→ **TO BE DONE**
List the lines of this listing that hold the word "грузинського".

→ **RECORDS SUPPLIED**
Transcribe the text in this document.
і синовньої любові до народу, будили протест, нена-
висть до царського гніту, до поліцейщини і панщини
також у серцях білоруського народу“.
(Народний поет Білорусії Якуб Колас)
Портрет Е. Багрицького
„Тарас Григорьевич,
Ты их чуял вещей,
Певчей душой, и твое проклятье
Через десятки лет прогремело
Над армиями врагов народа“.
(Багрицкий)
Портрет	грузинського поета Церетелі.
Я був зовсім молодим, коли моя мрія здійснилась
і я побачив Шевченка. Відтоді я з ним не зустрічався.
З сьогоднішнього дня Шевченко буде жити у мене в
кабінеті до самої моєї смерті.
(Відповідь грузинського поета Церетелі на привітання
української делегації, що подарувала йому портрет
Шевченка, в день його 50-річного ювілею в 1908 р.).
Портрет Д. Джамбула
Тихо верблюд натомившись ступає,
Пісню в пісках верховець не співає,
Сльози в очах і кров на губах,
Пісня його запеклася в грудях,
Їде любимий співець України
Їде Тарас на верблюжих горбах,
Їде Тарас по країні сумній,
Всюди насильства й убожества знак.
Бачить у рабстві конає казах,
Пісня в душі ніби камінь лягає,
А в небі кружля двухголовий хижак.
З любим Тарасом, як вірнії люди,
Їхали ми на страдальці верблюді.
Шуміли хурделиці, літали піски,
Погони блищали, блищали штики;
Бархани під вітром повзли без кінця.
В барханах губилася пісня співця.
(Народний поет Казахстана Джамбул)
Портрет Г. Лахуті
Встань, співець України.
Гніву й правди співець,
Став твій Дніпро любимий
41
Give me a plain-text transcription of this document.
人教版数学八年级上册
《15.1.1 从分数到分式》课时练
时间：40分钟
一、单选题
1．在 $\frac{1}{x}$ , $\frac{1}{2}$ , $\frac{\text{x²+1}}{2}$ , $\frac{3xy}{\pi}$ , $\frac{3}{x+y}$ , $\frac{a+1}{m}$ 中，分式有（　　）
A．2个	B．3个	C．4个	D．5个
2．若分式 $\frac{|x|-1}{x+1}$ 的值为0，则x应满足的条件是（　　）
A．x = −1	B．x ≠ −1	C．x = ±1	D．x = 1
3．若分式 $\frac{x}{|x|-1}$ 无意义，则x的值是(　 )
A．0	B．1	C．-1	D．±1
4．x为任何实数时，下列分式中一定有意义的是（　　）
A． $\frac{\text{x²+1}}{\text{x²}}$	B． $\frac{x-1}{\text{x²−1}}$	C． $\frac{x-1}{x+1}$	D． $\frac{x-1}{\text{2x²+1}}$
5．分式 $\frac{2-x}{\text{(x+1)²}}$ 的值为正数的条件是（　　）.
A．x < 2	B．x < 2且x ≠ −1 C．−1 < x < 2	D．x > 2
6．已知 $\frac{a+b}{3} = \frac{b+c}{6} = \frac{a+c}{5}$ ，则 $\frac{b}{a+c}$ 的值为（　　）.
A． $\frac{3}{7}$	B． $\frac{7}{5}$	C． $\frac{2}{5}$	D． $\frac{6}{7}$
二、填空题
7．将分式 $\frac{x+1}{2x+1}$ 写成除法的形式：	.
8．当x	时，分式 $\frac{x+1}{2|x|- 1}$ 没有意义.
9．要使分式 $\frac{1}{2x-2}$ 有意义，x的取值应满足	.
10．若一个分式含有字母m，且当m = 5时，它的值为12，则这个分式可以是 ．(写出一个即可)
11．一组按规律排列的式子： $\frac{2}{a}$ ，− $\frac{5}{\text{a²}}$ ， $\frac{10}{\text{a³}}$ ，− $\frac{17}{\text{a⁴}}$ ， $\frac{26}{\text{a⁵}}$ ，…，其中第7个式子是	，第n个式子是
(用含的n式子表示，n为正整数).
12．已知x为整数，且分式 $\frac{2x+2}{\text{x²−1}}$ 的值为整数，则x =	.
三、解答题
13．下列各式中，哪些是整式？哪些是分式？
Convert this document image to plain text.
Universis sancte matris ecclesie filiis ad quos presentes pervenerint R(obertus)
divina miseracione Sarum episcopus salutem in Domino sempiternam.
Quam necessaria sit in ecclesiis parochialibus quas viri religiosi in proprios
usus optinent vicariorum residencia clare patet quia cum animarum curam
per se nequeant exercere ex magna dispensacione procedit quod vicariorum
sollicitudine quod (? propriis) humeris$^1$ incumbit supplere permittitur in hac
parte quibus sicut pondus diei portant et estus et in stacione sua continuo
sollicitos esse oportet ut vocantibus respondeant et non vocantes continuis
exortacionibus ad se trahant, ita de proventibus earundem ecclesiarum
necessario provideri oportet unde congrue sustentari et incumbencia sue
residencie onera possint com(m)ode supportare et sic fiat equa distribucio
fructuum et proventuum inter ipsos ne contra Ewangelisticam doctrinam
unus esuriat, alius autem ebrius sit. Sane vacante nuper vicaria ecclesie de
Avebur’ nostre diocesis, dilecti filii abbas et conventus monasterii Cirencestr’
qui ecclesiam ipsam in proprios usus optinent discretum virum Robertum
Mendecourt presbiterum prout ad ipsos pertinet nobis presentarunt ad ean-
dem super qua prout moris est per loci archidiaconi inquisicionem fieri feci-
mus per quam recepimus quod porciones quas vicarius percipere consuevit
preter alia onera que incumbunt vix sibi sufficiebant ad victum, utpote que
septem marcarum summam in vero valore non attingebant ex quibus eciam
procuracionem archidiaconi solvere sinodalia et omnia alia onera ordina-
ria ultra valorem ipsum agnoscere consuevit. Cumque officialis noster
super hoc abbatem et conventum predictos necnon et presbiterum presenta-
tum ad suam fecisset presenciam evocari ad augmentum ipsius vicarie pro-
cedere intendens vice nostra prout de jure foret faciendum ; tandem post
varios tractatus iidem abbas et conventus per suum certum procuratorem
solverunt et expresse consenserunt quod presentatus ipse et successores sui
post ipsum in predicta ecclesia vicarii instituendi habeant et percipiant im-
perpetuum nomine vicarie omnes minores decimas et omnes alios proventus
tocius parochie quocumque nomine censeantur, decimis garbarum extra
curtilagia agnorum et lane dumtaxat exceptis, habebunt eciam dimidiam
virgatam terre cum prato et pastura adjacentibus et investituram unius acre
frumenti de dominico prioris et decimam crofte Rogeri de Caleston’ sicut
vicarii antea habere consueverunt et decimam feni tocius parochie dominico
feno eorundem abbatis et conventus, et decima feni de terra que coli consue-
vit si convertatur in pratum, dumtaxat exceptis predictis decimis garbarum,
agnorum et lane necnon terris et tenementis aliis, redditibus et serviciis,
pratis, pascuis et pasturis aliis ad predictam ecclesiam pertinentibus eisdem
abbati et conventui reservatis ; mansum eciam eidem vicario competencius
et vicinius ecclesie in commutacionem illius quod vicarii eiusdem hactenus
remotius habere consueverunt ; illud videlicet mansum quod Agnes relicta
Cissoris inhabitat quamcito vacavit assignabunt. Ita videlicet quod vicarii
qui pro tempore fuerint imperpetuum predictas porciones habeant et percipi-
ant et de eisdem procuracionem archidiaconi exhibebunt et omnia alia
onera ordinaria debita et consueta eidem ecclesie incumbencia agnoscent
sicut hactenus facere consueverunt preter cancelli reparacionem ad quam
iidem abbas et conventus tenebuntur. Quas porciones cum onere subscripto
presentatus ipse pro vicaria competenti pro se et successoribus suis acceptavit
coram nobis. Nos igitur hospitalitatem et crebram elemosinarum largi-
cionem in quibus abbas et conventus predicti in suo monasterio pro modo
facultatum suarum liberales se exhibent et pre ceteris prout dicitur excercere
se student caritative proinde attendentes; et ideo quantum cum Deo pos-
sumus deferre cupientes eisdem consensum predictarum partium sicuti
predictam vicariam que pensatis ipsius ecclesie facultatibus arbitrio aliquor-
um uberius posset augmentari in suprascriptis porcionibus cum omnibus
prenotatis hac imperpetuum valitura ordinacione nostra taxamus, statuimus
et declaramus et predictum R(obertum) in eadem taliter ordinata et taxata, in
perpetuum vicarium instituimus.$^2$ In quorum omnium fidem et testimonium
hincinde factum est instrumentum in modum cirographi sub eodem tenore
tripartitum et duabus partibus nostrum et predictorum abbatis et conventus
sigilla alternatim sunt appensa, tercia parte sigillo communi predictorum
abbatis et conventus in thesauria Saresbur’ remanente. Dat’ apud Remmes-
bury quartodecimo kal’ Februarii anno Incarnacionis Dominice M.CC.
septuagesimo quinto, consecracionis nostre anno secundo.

→ **SOLUTION TO THE PROBLEM**
Портрет	грузинського поета Церетелі.
(Відповідь грузинського поета Церетелі на привітання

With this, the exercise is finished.